'''

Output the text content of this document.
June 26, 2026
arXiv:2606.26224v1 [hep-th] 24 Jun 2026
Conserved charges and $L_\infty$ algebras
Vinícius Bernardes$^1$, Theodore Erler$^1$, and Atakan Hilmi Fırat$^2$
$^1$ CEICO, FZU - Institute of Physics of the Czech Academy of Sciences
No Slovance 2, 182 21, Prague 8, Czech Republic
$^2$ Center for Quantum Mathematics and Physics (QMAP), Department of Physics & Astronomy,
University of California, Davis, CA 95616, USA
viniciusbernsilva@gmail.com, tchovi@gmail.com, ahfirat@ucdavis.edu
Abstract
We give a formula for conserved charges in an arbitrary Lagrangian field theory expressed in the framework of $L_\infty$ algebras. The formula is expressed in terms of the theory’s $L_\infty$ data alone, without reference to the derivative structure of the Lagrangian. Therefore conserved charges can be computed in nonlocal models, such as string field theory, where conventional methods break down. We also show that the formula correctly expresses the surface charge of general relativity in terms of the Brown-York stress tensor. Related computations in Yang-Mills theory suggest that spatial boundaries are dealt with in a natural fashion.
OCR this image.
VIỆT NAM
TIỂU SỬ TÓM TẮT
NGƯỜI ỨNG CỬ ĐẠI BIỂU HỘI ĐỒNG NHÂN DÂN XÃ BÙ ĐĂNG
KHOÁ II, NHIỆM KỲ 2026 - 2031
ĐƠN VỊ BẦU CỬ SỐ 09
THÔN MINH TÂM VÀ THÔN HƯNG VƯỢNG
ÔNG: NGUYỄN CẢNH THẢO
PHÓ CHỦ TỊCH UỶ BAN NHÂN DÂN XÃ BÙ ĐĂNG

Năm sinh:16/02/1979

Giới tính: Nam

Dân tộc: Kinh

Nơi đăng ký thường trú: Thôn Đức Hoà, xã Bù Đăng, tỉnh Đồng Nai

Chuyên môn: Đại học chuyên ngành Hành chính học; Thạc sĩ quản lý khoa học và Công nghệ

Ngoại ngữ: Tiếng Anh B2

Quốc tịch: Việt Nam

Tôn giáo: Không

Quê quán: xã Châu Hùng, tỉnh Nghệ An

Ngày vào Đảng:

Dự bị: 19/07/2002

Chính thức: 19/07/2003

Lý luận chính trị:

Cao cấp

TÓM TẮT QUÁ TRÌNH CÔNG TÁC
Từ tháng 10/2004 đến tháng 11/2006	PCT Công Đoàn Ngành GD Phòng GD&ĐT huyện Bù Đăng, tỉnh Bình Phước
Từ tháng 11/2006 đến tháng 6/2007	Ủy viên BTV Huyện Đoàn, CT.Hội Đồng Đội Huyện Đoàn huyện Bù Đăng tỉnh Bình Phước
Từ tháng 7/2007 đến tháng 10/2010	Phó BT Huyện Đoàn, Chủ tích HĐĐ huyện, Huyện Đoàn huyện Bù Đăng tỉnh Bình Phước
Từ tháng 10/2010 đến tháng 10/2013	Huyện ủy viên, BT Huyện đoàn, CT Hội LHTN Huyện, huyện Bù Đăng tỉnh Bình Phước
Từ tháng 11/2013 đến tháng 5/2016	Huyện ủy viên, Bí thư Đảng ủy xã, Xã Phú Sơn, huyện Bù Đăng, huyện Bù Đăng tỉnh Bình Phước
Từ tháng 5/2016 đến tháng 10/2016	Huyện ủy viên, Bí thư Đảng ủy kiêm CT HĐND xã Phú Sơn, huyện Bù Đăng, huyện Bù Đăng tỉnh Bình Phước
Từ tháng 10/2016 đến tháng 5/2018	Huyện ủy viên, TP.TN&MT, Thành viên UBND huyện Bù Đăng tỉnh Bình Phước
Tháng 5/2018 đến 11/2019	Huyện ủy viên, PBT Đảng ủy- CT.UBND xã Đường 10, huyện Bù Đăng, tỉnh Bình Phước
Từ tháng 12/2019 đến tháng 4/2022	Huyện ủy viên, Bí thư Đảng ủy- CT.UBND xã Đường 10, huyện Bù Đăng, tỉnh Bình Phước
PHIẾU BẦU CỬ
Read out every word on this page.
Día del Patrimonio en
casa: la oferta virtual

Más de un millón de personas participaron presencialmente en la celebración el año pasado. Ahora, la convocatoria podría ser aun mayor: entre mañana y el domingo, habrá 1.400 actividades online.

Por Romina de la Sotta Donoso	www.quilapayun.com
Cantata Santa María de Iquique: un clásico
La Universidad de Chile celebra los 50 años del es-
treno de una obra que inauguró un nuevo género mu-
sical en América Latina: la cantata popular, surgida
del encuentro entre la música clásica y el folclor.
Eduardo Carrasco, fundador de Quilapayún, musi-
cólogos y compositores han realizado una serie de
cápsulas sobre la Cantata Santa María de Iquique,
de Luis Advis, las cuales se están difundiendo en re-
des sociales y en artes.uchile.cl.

'''

> **WHAT TO PRODUCE**
Show every line of the records above that contains the word "María".

> **WRITTEN RESPONSE**
Cantata Santa María de Iquique: un clásico
cápsulas sobre la Cantata Santa María de Iquique,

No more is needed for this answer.